- **DIRECTION**
Retype the items character for character, starting at the line with "UI element localization: list" and going up to and including the line with "marker-stroke [629,232,641,244]".

- **MATERIAL SHOWN**
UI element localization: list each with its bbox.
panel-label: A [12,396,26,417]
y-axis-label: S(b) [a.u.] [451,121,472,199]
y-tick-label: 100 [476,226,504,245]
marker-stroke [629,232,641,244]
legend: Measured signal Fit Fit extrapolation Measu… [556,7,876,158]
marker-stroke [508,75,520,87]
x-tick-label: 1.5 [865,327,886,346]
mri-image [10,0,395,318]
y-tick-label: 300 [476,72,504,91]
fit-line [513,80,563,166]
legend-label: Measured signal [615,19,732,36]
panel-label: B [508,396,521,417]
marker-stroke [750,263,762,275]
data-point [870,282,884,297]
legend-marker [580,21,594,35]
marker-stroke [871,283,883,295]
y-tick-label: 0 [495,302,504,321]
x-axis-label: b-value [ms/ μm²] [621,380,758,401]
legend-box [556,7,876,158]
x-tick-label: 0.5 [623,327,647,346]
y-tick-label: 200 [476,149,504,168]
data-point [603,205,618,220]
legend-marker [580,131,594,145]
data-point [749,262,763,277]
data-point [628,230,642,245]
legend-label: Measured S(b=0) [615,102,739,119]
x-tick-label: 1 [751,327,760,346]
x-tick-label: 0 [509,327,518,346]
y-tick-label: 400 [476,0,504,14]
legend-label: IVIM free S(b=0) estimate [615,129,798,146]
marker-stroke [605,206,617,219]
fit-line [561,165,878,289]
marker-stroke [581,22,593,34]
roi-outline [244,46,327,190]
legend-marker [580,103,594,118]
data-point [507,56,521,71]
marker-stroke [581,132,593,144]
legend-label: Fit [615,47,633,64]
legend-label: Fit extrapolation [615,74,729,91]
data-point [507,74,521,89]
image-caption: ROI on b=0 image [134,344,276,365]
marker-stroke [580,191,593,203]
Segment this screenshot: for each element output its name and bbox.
==
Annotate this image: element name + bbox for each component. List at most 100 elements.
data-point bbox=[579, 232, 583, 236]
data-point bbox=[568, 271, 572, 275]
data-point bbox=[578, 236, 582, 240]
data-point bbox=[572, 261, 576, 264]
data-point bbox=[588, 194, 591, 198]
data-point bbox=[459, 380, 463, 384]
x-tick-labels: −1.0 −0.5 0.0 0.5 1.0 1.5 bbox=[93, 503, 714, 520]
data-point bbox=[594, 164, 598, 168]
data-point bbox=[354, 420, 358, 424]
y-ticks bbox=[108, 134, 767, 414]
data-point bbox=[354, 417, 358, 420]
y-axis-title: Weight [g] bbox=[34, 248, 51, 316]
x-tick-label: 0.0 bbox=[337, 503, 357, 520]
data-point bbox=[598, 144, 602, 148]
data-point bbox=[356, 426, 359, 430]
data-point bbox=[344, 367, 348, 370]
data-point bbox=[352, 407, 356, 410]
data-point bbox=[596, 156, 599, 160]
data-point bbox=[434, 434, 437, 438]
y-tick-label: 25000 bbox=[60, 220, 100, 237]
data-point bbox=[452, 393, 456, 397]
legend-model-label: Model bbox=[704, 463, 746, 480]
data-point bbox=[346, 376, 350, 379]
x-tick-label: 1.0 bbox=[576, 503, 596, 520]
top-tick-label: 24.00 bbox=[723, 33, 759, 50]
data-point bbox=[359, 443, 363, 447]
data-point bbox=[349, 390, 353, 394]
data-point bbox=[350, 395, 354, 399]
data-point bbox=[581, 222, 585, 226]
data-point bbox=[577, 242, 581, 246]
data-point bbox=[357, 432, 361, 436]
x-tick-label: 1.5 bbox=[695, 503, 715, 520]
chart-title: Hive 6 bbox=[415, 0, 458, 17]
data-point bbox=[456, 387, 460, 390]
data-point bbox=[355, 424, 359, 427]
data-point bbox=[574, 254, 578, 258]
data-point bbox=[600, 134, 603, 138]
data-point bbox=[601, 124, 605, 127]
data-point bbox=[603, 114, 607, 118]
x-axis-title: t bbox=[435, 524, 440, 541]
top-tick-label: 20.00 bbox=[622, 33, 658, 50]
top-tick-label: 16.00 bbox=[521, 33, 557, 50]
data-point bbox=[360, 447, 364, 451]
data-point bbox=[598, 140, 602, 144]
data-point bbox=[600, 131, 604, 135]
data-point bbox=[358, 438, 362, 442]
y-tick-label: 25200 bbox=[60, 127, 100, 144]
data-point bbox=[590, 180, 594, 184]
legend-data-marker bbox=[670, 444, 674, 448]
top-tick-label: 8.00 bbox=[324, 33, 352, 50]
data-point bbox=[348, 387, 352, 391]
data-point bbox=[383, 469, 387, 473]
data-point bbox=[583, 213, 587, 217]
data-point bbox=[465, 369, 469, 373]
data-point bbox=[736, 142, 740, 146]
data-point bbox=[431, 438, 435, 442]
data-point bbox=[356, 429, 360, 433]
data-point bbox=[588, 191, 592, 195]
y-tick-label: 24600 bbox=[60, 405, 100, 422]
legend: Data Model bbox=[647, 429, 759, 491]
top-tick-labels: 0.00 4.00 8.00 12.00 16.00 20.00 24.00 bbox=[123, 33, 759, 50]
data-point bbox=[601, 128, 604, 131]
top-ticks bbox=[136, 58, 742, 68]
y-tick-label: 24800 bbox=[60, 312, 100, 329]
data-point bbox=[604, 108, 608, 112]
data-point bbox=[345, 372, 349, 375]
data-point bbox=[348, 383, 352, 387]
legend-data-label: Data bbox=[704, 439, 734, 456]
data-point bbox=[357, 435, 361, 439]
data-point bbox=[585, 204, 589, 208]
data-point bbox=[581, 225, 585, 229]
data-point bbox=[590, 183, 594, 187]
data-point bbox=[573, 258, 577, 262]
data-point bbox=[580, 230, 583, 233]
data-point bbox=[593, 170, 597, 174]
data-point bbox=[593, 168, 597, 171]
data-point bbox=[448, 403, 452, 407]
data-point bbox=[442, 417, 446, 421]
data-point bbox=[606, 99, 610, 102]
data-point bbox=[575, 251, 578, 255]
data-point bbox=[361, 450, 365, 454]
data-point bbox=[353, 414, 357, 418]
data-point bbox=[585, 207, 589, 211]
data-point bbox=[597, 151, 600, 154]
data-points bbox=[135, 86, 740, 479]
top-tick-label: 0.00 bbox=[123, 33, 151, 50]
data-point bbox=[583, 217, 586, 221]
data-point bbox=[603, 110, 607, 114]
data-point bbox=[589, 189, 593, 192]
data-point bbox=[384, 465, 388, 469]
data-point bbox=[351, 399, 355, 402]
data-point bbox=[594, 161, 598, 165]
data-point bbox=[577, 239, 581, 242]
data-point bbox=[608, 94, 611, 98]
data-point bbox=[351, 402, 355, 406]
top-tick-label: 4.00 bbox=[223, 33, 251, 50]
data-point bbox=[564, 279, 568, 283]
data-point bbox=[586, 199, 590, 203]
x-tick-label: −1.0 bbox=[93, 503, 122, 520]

- **EXERCISE RESULT**
UI element localization: list each with its bbox.
panel-label: A [12,396,26,417]
y-axis-label: S(b) [a.u.] [451,121,472,199]
y-tick-label: 100 [476,226,504,245]
marker-stroke [629,232,641,244]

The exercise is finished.